### Data shown
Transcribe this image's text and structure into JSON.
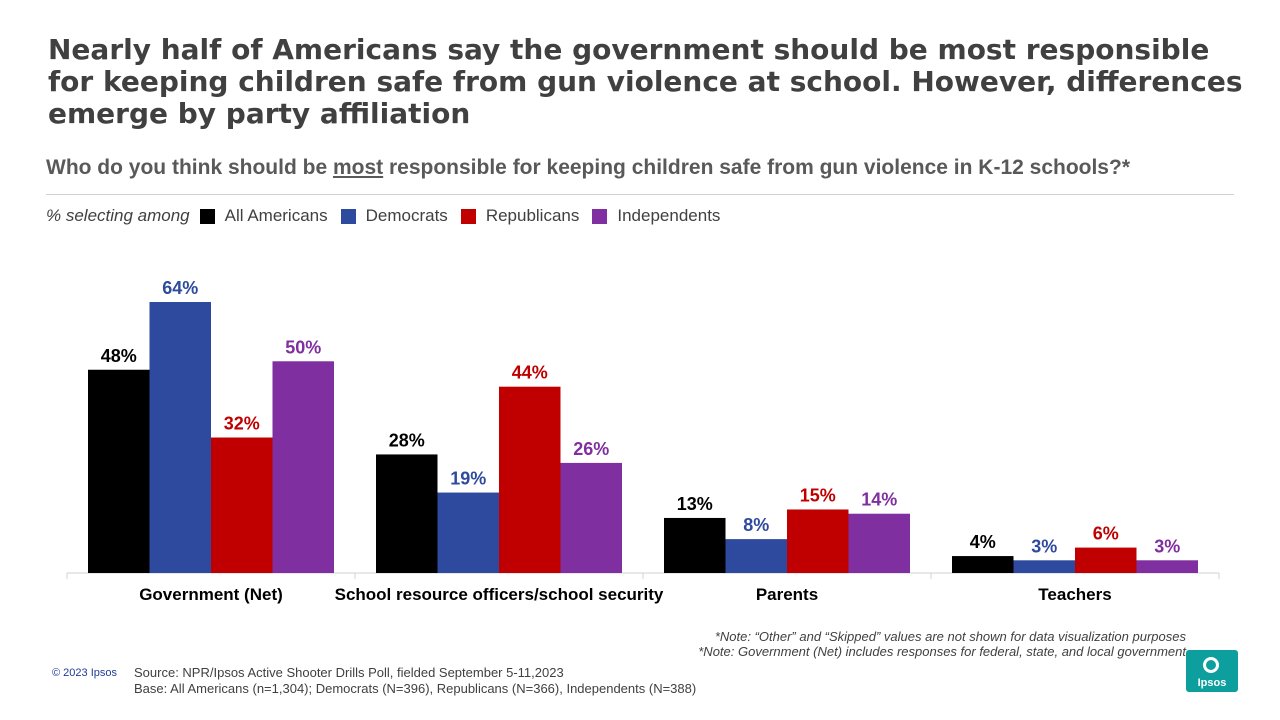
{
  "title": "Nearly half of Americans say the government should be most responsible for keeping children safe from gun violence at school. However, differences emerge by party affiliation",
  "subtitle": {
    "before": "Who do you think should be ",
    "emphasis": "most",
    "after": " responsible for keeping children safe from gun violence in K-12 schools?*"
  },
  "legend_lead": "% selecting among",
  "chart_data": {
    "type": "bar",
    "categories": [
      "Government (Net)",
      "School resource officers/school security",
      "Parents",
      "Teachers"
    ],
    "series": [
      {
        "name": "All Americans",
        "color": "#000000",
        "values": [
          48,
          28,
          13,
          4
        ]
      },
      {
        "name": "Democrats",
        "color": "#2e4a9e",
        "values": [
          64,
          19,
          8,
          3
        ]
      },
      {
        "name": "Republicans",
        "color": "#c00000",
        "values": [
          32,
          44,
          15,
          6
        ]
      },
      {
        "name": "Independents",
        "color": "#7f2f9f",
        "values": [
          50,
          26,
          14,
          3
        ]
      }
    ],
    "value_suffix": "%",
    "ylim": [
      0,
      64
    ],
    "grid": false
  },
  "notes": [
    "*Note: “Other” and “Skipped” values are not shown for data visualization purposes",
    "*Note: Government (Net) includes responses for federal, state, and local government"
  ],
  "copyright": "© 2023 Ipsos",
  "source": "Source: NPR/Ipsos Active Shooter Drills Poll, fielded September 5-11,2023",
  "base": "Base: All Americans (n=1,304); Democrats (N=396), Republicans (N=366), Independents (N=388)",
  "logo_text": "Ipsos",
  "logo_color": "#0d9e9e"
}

* * *

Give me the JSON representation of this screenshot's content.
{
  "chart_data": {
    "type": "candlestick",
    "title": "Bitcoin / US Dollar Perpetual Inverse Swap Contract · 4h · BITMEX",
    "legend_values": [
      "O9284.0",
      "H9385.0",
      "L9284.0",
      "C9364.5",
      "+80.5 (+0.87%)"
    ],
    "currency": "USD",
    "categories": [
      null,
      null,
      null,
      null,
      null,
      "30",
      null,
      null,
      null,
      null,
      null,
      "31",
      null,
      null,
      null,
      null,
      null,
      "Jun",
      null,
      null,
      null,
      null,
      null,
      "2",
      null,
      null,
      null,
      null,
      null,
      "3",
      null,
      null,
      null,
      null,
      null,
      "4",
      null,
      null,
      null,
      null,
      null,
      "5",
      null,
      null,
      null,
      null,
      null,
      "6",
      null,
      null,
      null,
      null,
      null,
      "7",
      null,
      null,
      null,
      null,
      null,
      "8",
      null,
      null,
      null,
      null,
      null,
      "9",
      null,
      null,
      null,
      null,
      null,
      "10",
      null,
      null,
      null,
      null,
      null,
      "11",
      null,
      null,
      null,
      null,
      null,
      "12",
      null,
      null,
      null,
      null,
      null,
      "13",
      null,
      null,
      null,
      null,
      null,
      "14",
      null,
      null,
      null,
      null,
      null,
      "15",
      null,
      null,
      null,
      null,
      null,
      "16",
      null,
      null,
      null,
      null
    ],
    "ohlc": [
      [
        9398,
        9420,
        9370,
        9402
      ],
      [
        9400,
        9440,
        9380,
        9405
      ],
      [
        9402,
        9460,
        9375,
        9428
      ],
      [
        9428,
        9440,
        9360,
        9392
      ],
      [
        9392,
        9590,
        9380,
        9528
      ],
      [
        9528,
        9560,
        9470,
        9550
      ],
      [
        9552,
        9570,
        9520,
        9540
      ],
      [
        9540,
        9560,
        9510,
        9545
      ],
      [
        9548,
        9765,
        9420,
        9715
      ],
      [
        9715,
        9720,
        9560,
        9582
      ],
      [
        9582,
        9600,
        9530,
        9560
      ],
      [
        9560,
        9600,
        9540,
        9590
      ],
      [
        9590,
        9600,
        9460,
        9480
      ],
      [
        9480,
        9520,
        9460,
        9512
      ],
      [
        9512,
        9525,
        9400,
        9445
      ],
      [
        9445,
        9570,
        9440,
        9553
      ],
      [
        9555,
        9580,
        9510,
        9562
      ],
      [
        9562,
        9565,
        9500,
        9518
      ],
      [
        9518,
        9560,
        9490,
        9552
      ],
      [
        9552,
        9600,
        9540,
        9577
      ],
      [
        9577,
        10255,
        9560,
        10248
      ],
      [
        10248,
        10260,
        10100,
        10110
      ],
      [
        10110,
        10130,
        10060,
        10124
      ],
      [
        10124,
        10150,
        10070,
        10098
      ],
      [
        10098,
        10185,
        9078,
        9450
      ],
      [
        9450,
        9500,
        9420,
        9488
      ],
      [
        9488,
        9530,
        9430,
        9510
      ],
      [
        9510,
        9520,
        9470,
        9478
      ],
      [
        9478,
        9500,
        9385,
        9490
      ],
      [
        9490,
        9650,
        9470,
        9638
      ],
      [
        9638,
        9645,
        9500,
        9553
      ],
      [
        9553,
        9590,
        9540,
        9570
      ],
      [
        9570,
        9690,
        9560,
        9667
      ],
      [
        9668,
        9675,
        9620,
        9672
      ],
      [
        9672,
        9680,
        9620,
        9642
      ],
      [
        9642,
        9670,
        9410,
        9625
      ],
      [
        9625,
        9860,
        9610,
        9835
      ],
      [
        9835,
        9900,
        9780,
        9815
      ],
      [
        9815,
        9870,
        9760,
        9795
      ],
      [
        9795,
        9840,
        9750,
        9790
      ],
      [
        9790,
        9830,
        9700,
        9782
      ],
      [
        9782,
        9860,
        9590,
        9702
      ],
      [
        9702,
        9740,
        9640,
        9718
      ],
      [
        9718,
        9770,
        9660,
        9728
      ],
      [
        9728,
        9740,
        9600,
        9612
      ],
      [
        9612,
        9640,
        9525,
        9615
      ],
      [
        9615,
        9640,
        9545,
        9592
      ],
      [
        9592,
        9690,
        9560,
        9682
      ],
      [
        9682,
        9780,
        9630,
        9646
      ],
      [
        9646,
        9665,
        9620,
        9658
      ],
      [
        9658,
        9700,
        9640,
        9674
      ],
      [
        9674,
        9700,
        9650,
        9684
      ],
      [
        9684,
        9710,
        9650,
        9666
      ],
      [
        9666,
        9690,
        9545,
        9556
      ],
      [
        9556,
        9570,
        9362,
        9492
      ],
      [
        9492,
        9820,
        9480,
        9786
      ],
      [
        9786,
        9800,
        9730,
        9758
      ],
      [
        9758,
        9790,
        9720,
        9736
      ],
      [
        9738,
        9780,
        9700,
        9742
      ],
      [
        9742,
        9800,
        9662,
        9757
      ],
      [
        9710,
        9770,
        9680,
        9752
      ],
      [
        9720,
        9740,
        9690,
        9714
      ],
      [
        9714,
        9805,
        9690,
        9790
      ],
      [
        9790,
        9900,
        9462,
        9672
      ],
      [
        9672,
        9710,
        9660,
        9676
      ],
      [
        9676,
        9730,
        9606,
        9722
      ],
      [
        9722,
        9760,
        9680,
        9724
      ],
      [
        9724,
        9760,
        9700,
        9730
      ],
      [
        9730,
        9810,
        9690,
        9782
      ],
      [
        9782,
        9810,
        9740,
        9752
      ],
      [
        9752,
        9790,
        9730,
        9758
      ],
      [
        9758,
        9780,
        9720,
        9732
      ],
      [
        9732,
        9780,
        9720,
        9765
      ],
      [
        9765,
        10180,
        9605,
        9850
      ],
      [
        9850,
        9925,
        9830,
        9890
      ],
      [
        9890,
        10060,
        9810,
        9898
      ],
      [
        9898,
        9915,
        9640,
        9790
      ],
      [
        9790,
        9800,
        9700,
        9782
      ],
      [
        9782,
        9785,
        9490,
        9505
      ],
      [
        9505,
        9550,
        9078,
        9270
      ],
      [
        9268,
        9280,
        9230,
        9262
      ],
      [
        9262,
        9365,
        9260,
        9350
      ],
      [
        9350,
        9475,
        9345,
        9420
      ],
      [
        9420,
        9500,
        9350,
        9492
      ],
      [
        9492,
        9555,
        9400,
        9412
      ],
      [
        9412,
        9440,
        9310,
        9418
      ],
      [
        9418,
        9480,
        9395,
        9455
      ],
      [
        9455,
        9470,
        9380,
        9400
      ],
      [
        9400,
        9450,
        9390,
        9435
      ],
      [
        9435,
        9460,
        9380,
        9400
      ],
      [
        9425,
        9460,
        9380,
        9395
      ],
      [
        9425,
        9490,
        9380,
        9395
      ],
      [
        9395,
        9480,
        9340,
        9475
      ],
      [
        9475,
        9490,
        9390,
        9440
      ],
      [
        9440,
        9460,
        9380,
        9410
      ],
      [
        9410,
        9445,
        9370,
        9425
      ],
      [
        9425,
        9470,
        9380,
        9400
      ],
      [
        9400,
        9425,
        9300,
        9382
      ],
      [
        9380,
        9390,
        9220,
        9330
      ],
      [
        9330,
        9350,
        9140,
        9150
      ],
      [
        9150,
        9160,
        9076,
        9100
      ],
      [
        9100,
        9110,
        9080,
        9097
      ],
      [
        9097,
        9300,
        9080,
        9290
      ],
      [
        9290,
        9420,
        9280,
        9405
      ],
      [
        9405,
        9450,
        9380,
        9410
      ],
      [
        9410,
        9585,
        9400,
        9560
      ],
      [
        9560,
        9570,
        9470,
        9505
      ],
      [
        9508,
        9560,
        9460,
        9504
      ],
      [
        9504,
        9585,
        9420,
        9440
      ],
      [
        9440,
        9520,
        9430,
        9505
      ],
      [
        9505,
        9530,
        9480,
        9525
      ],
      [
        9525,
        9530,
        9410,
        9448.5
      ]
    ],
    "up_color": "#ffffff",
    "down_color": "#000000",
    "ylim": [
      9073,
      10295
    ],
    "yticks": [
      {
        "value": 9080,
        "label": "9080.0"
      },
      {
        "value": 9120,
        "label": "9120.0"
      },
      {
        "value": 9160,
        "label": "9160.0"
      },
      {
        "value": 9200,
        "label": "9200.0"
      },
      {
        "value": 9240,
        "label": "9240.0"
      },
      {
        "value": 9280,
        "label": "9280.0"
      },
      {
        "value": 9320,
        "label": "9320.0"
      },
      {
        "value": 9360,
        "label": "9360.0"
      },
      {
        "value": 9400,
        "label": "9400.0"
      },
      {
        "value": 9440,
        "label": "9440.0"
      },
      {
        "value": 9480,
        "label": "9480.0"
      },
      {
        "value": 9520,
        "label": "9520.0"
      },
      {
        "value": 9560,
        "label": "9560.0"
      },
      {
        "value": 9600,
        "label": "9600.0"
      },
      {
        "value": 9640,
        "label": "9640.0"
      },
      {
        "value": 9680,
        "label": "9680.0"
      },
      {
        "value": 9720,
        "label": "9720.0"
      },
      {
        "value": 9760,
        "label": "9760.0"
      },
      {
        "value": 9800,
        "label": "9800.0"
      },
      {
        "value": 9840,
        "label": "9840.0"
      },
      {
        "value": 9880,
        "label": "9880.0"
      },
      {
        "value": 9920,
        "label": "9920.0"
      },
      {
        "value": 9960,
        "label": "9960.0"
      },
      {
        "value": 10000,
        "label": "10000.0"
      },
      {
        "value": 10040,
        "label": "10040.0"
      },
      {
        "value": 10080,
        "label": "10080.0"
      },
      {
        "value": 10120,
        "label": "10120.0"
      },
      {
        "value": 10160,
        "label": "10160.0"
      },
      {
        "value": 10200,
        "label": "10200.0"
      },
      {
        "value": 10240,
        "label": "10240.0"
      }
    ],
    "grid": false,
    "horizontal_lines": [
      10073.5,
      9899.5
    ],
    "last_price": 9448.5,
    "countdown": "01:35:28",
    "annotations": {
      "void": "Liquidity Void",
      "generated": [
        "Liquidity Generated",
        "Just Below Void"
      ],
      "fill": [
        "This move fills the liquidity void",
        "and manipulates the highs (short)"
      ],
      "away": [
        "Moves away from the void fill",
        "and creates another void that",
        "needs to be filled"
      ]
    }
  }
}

### What the exercise asks
Examine the records and pull out every line where the string "Republicans" occurs.

### The output
        "name": "Republicans",
  "base": "Base: All Americans (n=1,304); Democrats (N=396), Republicans (N=366), Independents (N=388)",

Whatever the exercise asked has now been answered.